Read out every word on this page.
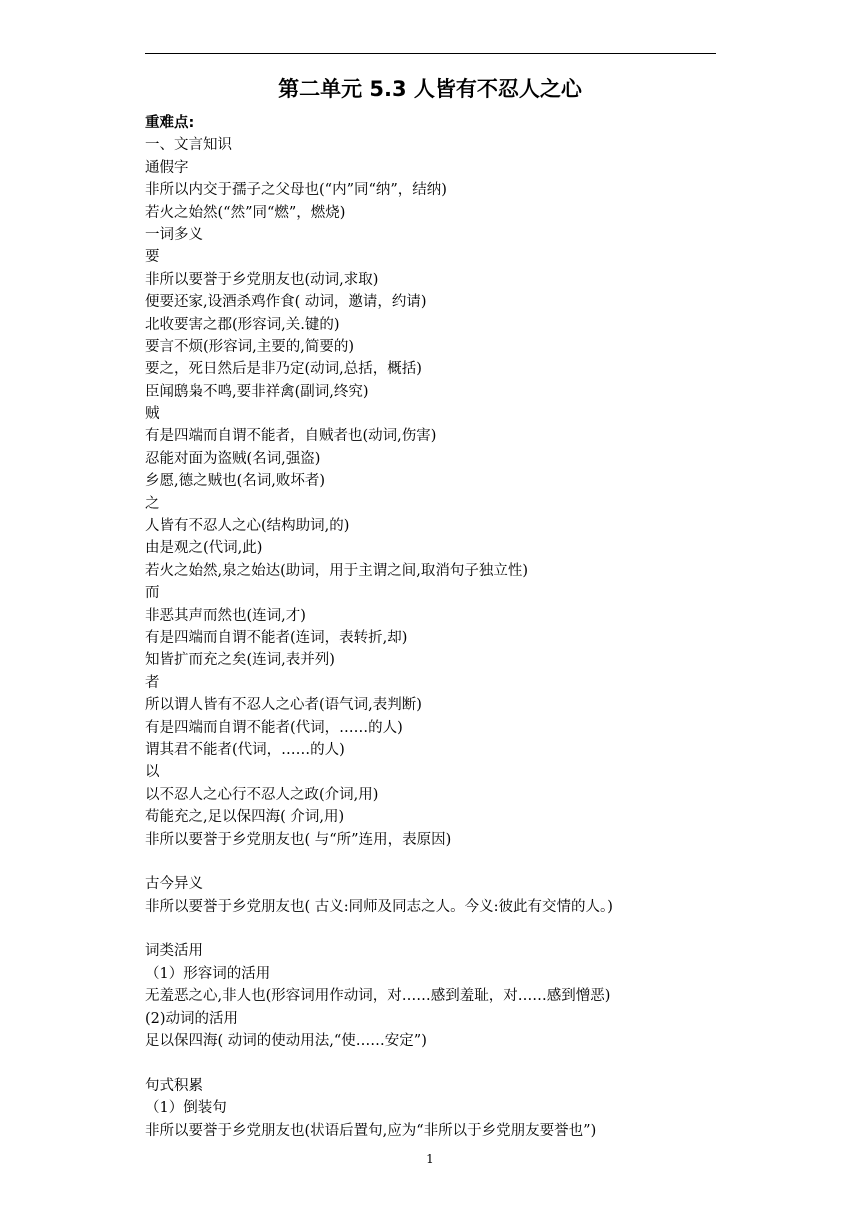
第二单元 5.3 人皆有不忍人之心
重难点:
一、文言知识
通假字
非所以内交于孺子之父母也(“内”同“纳”，结纳)
若火之始然(“然”同“燃”，燃烧)
一词多义
要
非所以要誉于乡党朋友也(动词,求取)
便要还家,设酒杀鸡作食( 动词，邀请，约请)
北收要害之郡(形容词,关.键的)
要言不烦(形容词,主要的,简要的)
要之，死日然后是非乃定(动词,总括，概括)
臣闻鸱枭不鸣,要非祥禽(副词,终究)
贼
有是四端而自谓不能者，自贼者也(动词,伤害)
忍能对面为盗贼(名词,强盗)
乡愿,德之贼也(名词,败坏者)
之
人皆有不忍人之心(结构助词,的)
由是观之(代词,此)
若火之始然,泉之始达(助词，用于主谓之间,取消句子独立性)
而
非恶其声而然也(连词,才)
有是四端而自谓不能者(连词，表转折,却)
知皆扩而充之矣(连词,表并列)
者
所以谓人皆有不忍人之心者(语气词,表判断)
有是四端而自谓不能者(代词，……的人)
谓其君不能者(代词，……的人)
以
以不忍人之心行不忍人之政(介词,用)
苟能充之,足以保四海( 介词,用)
非所以要誉于乡党朋友也( 与“所”连用，表原因)
古今异义
非所以要誉于乡党朋友也( 古义:同师及同志之人。今义:彼此有交情的人。)
词类活用
（1）形容词的活用
无羞恶之心,非人也(形容词用作动词，对……感到羞耻，对……感到憎恶)
(2)动词的活用
足以保四海( 动词的使动用法,“使……安定”)
句式积累
（1）倒装句
非所以要誉于乡党朋友也(状语后置句,应为“非所以于乡党朋友要誉也”)
1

:::::

_Problem details:_ Copy the listing exactly. Any image in it stays out of the copy.

_Solution for this task:_
Read out every word on this page.
第二单元 5.3 人皆有不忍人之心
重难点:
一、文言知识
通假字
非所以内交于孺子之父母也(“内”同“纳”，结纳)
若火之始然(“然”同“燃”，燃烧)
一词多义
要
非所以要誉于乡党朋友也(动词,求取)
便要还家,设酒杀鸡作食( 动词，邀请，约请)
北收要害之郡(形容词,关.键的)
要言不烦(形容词,主要的,简要的)
要之，死日然后是非乃定(动词,总括，概括)
臣闻鸱枭不鸣,要非祥禽(副词,终究)
贼
有是四端而自谓不能者，自贼者也(动词,伤害)
忍能对面为盗贼(名词,强盗)
乡愿,德之贼也(名词,败坏者)
之
人皆有不忍人之心(结构助词,的)
由是观之(代词,此)
若火之始然,泉之始达(助词，用于主谓之间,取消句子独立性)
而
非恶其声而然也(连词,才)
有是四端而自谓不能者(连词，表转折,却)
知皆扩而充之矣(连词,表并列)
者
所以谓人皆有不忍人之心者(语气词,表判断)
有是四端而自谓不能者(代词，……的人)
谓其君不能者(代词，……的人)
以
以不忍人之心行不忍人之政(介词,用)
苟能充之,足以保四海( 介词,用)
非所以要誉于乡党朋友也( 与“所”连用，表原因)
古今异义
非所以要誉于乡党朋友也( 古义:同师及同志之人。今义:彼此有交情的人。)
词类活用
（1）形容词的活用
无羞恶之心,非人也(形容词用作动词，对……感到羞耻，对……感到憎恶)
(2)动词的活用
足以保四海( 动词的使动用法,“使……安定”)
句式积累
（1）倒装句
非所以要誉于乡党朋友也(状语后置句,应为“非所以于乡党朋友要誉也”)
1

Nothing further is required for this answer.